— begin RECORDS SUPPLIED —
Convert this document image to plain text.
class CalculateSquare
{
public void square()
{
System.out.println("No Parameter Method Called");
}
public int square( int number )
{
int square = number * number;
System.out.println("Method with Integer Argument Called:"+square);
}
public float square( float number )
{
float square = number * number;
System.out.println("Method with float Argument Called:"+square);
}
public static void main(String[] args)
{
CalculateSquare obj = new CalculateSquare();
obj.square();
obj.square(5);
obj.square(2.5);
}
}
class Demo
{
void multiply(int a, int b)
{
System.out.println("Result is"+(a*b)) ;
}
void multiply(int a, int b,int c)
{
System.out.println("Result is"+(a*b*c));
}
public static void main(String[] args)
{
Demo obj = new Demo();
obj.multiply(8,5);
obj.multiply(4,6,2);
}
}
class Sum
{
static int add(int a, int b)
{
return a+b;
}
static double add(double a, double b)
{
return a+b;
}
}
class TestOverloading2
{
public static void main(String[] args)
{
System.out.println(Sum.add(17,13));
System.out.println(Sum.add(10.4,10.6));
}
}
— end RECORDS SUPPLIED —
Restate the data above exactly, keeping each word as it stands.

(ANSWER TO THE TASK):
Convert this document image to plain text.
class CalculateSquare
{
public void square()
{
System.out.println("No Parameter Method Called");
}
public int square( int number )
{
int square = number * number;
System.out.println("Method with Integer Argument Called:"+square);
}
public float square( float number )
{
float square = number * number;
System.out.println("Method with float Argument Called:"+square);
}
public static void main(String[] args)
{
CalculateSquare obj = new CalculateSquare();
obj.square();
obj.square(5);
obj.square(2.5);
}
}
class Demo
{
void multiply(int a, int b)
{
System.out.println("Result is"+(a*b)) ;
}
void multiply(int a, int b,int c)
{
System.out.println("Result is"+(a*b*c));
}
public static void main(String[] args)
{
Demo obj = new Demo();
obj.multiply(8,5);
obj.multiply(4,6,2);
}
}
class Sum
{
static int add(int a, int b)
{
return a+b;
}
static double add(double a, double b)
{
return a+b;
}
}
class TestOverloading2
{
public static void main(String[] args)
{
System.out.println(Sum.add(17,13));
System.out.println(Sum.add(10.4,10.6));
}
}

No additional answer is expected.